What is asked:
Please give the records again from the first line through the line holding "y-axis-title: Flammable mass", inclusive, swapping "point" for "marker" and leaving everything else unchanged.

Provided data:
(begin)

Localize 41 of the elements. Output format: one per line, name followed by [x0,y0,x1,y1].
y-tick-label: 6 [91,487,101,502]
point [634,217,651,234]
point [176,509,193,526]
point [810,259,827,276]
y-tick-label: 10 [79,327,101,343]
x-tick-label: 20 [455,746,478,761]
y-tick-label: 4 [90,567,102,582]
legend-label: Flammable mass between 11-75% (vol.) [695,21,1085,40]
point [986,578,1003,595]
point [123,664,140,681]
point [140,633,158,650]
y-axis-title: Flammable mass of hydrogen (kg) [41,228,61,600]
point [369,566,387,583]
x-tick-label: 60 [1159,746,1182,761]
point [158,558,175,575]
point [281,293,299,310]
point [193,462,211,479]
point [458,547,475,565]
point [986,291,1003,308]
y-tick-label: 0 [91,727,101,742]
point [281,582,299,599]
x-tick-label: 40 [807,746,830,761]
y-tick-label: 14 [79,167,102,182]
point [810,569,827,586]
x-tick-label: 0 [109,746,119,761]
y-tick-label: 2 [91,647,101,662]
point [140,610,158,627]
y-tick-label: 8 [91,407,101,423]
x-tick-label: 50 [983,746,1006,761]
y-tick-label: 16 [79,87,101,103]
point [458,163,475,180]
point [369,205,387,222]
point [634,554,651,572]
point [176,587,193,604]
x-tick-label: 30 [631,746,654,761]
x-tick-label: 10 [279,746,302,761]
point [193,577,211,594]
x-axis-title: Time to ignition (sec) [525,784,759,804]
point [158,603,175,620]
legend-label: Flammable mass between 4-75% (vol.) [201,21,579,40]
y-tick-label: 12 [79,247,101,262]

(end)

Output below:
Localize 41 of the elements. Output format: one per line, name followed by [x0,y0,x1,y1].
y-tick-label: 6 [91,487,101,502]
marker [634,217,651,234]
marker [176,509,193,526]
marker [810,259,827,276]
y-tick-label: 10 [79,327,101,343]
x-tick-label: 20 [455,746,478,761]
y-tick-label: 4 [90,567,102,582]
legend-label: Flammable mass between 11-75% (vol.) [695,21,1085,40]
marker [986,578,1003,595]
marker [123,664,140,681]
marker [140,633,158,650]
y-axis-title: Flammable mass of hydrogen (kg) [41,228,61,600]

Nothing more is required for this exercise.